> **PROBLEM**:
Reproduce the records below exactly, leaving out any pictures.

(Dataset records)
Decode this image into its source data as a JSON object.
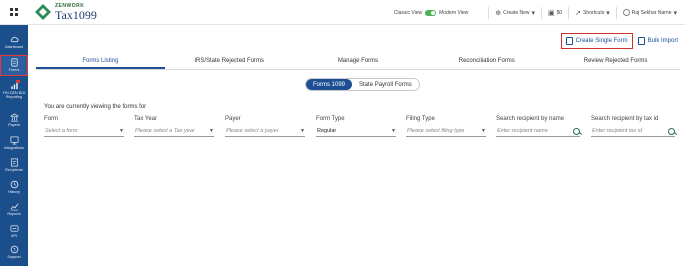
{
  "header": {
    "brand_top": "ZENWORK",
    "brand_name": "Tax1099",
    "classic_view": "Classic View",
    "modern_view": "Modern View",
    "create_new": "Create New",
    "balance": "$0",
    "shortcuts": "Shortcuts",
    "user_name": "Raj Sekhar Narne"
  },
  "sidebar": {
    "items": [
      {
        "label": "Dashboard",
        "icon": "cloud-icon"
      },
      {
        "label": "Forms",
        "icon": "document-icon"
      },
      {
        "label": "FIN CEN BOI Reporting",
        "icon": "chart-icon",
        "badge": "new"
      },
      {
        "label": "Payers",
        "icon": "bank-icon"
      },
      {
        "label": "Integrations",
        "icon": "integration-icon"
      },
      {
        "label": "Recipients",
        "icon": "recipient-icon"
      },
      {
        "label": "History",
        "icon": "clock-icon"
      },
      {
        "label": "Reports",
        "icon": "bar-chart-icon"
      },
      {
        "label": "API",
        "icon": "api-icon"
      },
      {
        "label": "Support",
        "icon": "help-icon"
      }
    ]
  },
  "actions": {
    "create_single": "Create Single Form",
    "bulk_import": "Bulk Import"
  },
  "tabs": [
    "Forms Listing",
    "IRS/State Rejected Forms",
    "Manage Forms",
    "Reconciliation Forms",
    "Review Rejected Forms"
  ],
  "active_tab": "Forms Listing",
  "subtabs": [
    "Forms 1099",
    "State Payroll Forms"
  ],
  "active_subtab": "Forms 1099",
  "viewing_text": "You are currently viewing the forms for",
  "filters": {
    "form": {
      "label": "Form",
      "placeholder": "Select a form"
    },
    "tax_year": {
      "label": "Tax Year",
      "placeholder": "Please select a Tax year"
    },
    "payer": {
      "label": "Payer",
      "placeholder": "Please select a payer"
    },
    "form_type": {
      "label": "Form Type",
      "value": "Regular"
    },
    "filing_type": {
      "label": "Filing Type",
      "placeholder": "Please select filing type"
    },
    "search_name": {
      "label": "Search recipient by name",
      "placeholder": "Enter recipient name"
    },
    "search_tax": {
      "label": "Search recipient by tax id",
      "placeholder": "Enter recipient tax id"
    }
  },
  "colors": {
    "sidebar": "#1b4f8c",
    "accent": "#1e4f95",
    "highlight": "#d32f2f",
    "toggle": "#4caf50"
  }
}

> **RESPONSE TO THE EXERCISE**:
Decode this image into its source data as a JSON object.
{
  "header": {
    "brand_top": "ZENWORK",
    "brand_name": "Tax1099",
    "classic_view": "Classic View",
    "modern_view": "Modern View",
    "create_new": "Create New",
    "balance": "$0",
    "shortcuts": "Shortcuts",
    "user_name": "Raj Sekhar Narne"
  },
  "sidebar": {
    "items": [
      {
        "label": "Dashboard",
        "icon": "cloud-icon"
      },
      {
        "label": "Forms",
        "icon": "document-icon"
      },
      {
        "label": "FIN CEN BOI Reporting",
        "icon": "chart-icon",
        "badge": "new"
      },
      {
        "label": "Payers",
        "icon": "bank-icon"
      },
      {
        "label": "Integrations",
        "icon": "integration-icon"
      },
      {
        "label": "Recipients",
        "icon": "recipient-icon"
      },
      {
        "label": "History",
        "icon": "clock-icon"
      },
      {
        "label": "Reports",
        "icon": "bar-chart-icon"
      },
      {
        "label": "API",
        "icon": "api-icon"
      },
      {
        "label": "Support",
        "icon": "help-icon"
      }
    ]
  },
  "actions": {
    "create_single": "Create Single Form",
    "bulk_import": "Bulk Import"
  },
  "tabs": [
    "Forms Listing",
    "IRS/State Rejected Forms",
    "Manage Forms",
    "Reconciliation Forms",
    "Review Rejected Forms"
  ],
  "active_tab": "Forms Listing",
  "subtabs": [
    "Forms 1099",
    "State Payroll Forms"
  ],
  "active_subtab": "Forms 1099",
  "viewing_text": "You are currently viewing the forms for",
  "filters": {
    "form": {
      "label": "Form",
      "placeholder": "Select a form"
    },
    "tax_year": {
      "label": "Tax Year",
      "placeholder": "Please select a Tax year"
    },
    "payer": {
      "label": "Payer",
      "placeholder": "Please select a payer"
    },
    "form_type": {
      "label": "Form Type",
      "value": "Regular"
    },
    "filing_type": {
      "label": "Filing Type",
      "placeholder": "Please select filing type"
    },
    "search_name": {
      "label": "Search recipient by name",
      "placeholder": "Enter recipient name"
    },
    "search_tax": {
      "label": "Search recipient by tax id",
      "placeholder": "Enter recipient tax id"
    }
  },
  "colors": {
    "sidebar": "#1b4f8c",
    "accent": "#1e4f95",
    "highlight": "#d32f2f",
    "toggle": "#4caf50"
  }
}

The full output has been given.